--- start Recorded data ---

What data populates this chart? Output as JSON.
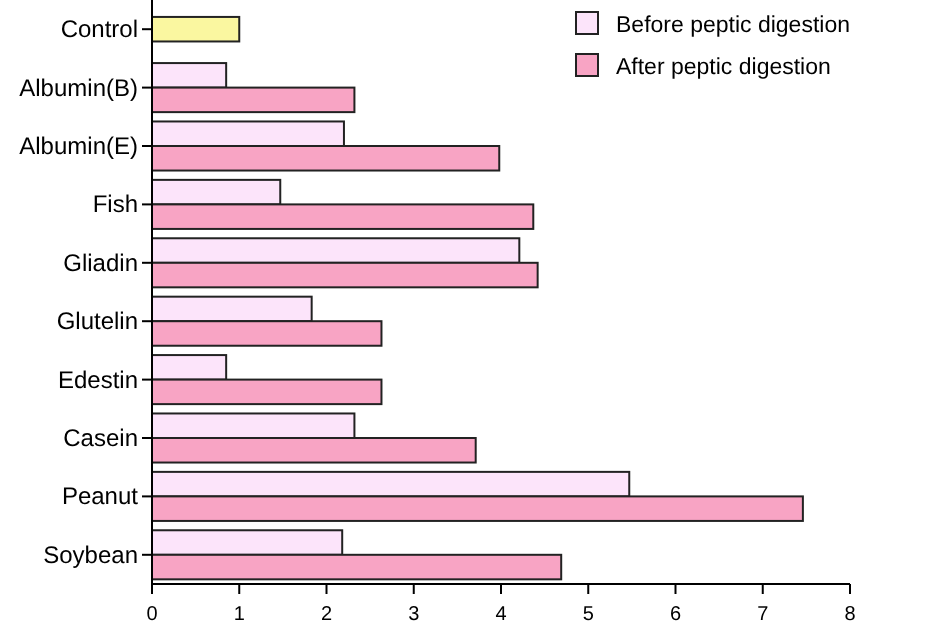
{
  "chart_data": {
    "type": "bar",
    "orientation": "horizontal",
    "categories": [
      "Control",
      "Albumin(B)",
      "Albumin(E)",
      "Fish",
      "Gliadin",
      "Glutelin",
      "Edestin",
      "Casein",
      "Peanut",
      "Soybean"
    ],
    "series": [
      {
        "color": "#faf7a0",
        "values": [
          1.0,
          null,
          null,
          null,
          null,
          null,
          null,
          null,
          null,
          null
        ]
      },
      {
        "name": "Before peptic digestion",
        "color": "#fce4fa",
        "values": [
          null,
          0.85,
          2.2,
          1.47,
          4.21,
          1.83,
          0.85,
          2.32,
          5.47,
          2.18
        ]
      },
      {
        "name": "After peptic digestion",
        "color": "#f8a4c4",
        "values": [
          null,
          2.32,
          3.98,
          4.37,
          4.42,
          2.63,
          2.63,
          3.71,
          7.46,
          4.69
        ]
      }
    ],
    "xlim": [
      0,
      8
    ],
    "xticks": [
      0,
      1,
      2,
      3,
      4,
      5,
      6,
      7,
      8
    ],
    "legend": "top right",
    "grid": false
  }
}
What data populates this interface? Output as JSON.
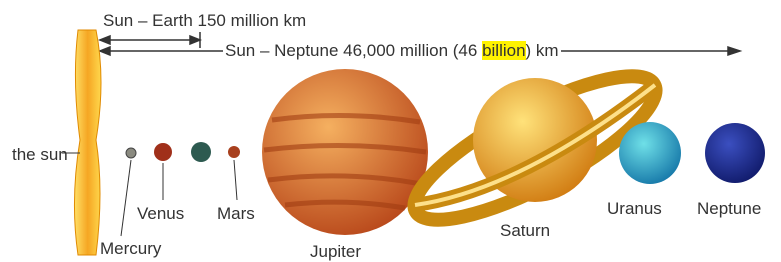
{
  "distances": {
    "earth": "Sun – Earth 150 million km",
    "neptune": {
      "before": "Sun – Neptune 46,000 million (46 ",
      "highlight": "billion",
      "after": ") km"
    }
  },
  "labels": {
    "sun": "the sun",
    "mercury": "Mercury",
    "venus": "Venus",
    "mars": "Mars",
    "jupiter": "Jupiter",
    "saturn": "Saturn",
    "uranus": "Uranus",
    "neptune": "Neptune"
  }
}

--- end Recorded data ---

Aim of the exercise
Leave the images out and output the remaining material exactly as it stands.

Finished answer
What data populates this chart? Output as JSON.
{
  "chart_data": {
    "type": "bar",
    "orientation": "horizontal",
    "categories": [
      "Control",
      "Albumin(B)",
      "Albumin(E)",
      "Fish",
      "Gliadin",
      "Glutelin",
      "Edestin",
      "Casein",
      "Peanut",
      "Soybean"
    ],
    "series": [
      {
        "color": "#faf7a0",
        "values": [
          1.0,
          null,
          null,
          null,
          null,
          null,
          null,
          null,
          null,
          null
        ]
      },
      {
        "name": "Before peptic digestion",
        "color": "#fce4fa",
        "values": [
          null,
          0.85,
          2.2,
          1.47,
          4.21,
          1.83,
          0.85,
          2.32,
          5.47,
          2.18
        ]
      },
      {
        "name": "After peptic digestion",
        "color": "#f8a4c4",
        "values": [
          null,
          2.32,
          3.98,
          4.37,
          4.42,
          2.63,
          2.63,
          3.71,
          7.46,
          4.69
        ]
      }
    ],
    "xlim": [
      0,
      8
    ],
    "xticks": [
      0,
      1,
      2,
      3,
      4,
      5,
      6,
      7,
      8
    ],
    "legend": "top right",
    "grid": false
  }
}
What data populates this interface? Output as JSON.
{
  "distances": {
    "earth": "Sun – Earth 150 million km",
    "neptune": {
      "before": "Sun – Neptune 46,000 million (46 ",
      "highlight": "billion",
      "after": ") km"
    }
  },
  "labels": {
    "sun": "the sun",
    "mercury": "Mercury",
    "venus": "Venus",
    "mars": "Mars",
    "jupiter": "Jupiter",
    "saturn": "Saturn",
    "uranus": "Uranus",
    "neptune": "Neptune"
  }
}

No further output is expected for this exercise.